## Record list:
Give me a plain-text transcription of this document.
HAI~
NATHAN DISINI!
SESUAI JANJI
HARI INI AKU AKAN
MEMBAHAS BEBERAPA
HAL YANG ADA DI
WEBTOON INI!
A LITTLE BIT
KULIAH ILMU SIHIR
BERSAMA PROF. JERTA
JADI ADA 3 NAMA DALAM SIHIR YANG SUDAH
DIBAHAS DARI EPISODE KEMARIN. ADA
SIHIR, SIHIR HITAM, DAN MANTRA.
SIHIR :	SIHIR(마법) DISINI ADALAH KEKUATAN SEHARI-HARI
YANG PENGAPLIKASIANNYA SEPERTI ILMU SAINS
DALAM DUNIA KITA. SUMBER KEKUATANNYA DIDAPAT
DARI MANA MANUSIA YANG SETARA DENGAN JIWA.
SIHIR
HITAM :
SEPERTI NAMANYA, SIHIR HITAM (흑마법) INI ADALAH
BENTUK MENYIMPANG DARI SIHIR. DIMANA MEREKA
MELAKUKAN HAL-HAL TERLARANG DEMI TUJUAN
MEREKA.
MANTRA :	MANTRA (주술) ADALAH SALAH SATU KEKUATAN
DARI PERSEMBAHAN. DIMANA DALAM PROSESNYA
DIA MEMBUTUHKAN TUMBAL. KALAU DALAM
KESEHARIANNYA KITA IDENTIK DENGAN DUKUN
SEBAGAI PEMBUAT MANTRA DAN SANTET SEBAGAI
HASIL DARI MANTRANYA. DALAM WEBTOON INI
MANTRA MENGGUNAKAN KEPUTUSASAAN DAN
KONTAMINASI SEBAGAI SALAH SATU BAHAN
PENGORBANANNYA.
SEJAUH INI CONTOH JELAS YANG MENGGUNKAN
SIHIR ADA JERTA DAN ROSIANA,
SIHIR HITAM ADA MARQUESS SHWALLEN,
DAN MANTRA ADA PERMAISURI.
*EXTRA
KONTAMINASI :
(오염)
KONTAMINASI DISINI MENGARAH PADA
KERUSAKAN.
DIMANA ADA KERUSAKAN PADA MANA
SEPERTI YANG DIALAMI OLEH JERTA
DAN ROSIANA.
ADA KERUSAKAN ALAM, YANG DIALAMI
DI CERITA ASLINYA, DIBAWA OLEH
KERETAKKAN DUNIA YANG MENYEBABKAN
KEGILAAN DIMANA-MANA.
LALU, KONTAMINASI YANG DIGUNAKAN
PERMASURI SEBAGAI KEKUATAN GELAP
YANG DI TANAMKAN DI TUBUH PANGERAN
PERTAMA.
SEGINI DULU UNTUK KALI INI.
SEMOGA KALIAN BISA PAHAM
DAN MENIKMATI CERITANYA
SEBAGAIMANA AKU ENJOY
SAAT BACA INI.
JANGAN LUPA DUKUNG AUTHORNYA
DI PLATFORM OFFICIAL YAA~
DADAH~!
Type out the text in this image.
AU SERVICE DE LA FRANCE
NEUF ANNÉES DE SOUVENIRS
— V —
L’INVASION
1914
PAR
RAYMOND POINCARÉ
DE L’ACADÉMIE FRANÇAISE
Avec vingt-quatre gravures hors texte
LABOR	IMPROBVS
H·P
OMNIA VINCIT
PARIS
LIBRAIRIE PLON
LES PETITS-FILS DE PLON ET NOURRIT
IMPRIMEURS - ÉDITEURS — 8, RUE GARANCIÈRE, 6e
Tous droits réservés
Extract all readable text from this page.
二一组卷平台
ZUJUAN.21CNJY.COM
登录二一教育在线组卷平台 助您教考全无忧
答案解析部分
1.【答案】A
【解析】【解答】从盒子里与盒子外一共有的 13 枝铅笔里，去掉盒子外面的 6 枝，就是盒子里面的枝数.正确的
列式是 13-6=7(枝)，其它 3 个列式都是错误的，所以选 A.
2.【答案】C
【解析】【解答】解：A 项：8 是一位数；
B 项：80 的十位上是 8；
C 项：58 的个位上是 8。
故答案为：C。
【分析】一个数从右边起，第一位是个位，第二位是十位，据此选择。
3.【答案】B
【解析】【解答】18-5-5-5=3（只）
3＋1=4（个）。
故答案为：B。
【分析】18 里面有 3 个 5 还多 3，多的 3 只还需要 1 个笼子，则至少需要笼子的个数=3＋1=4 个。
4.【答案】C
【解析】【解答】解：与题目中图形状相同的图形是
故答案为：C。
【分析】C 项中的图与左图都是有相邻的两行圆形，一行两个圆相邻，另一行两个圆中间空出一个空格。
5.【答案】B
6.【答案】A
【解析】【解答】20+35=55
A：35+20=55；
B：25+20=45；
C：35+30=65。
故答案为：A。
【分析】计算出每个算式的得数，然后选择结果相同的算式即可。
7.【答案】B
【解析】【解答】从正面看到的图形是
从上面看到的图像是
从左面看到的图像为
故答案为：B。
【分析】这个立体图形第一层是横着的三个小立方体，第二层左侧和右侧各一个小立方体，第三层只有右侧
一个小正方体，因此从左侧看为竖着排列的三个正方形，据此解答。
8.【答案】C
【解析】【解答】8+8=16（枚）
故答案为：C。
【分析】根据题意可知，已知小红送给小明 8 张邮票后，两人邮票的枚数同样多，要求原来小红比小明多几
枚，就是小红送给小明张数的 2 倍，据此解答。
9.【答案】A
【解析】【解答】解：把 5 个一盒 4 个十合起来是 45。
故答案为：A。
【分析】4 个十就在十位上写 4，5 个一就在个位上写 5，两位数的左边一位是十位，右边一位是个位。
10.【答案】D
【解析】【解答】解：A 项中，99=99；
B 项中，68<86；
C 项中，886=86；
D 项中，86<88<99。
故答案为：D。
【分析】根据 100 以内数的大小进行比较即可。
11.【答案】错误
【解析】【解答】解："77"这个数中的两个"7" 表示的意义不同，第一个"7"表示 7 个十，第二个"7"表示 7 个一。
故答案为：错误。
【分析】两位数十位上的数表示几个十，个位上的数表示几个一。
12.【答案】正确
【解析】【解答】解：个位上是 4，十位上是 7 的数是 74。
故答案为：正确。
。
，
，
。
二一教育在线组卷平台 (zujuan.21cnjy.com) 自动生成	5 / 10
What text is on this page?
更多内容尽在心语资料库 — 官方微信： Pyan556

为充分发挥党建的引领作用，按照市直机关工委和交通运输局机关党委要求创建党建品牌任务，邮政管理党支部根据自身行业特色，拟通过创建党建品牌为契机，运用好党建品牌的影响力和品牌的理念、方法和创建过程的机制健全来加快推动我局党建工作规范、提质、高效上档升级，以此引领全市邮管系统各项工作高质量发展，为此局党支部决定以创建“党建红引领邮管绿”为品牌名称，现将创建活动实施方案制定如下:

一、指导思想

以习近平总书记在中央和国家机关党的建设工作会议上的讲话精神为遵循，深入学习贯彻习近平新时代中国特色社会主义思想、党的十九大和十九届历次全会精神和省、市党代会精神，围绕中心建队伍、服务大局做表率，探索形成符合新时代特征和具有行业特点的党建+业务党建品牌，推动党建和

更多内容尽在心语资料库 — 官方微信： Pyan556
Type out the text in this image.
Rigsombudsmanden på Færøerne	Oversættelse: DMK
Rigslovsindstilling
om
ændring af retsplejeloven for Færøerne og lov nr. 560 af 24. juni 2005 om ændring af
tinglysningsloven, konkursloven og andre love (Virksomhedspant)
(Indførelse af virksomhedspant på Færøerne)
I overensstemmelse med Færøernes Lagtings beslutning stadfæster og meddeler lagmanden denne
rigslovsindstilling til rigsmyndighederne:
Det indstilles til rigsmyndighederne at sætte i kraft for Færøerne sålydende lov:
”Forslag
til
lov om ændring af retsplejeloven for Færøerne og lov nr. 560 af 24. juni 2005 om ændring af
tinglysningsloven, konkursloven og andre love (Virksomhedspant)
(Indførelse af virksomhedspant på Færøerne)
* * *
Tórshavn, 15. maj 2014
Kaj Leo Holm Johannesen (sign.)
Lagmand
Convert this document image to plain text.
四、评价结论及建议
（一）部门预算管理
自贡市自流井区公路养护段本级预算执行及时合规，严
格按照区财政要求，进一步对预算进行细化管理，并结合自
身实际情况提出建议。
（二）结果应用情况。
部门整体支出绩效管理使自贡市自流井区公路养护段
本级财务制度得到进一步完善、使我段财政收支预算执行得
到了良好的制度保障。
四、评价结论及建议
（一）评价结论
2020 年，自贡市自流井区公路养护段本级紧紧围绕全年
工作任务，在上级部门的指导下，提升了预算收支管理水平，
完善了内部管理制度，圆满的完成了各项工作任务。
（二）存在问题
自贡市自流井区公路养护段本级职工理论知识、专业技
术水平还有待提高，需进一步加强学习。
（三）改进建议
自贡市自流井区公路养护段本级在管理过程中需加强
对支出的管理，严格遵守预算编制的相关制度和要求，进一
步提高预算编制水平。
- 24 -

## Work instructions:
Look through the entries above and list every line containing "juni".

## Task response:
ændring af retsplejeloven for Færøerne og lov nr. 560 af 24. juni 2005 om ændring af
lov om ændring af retsplejeloven for Færøerne og lov nr. 560 af 24. juni 2005 om ændring af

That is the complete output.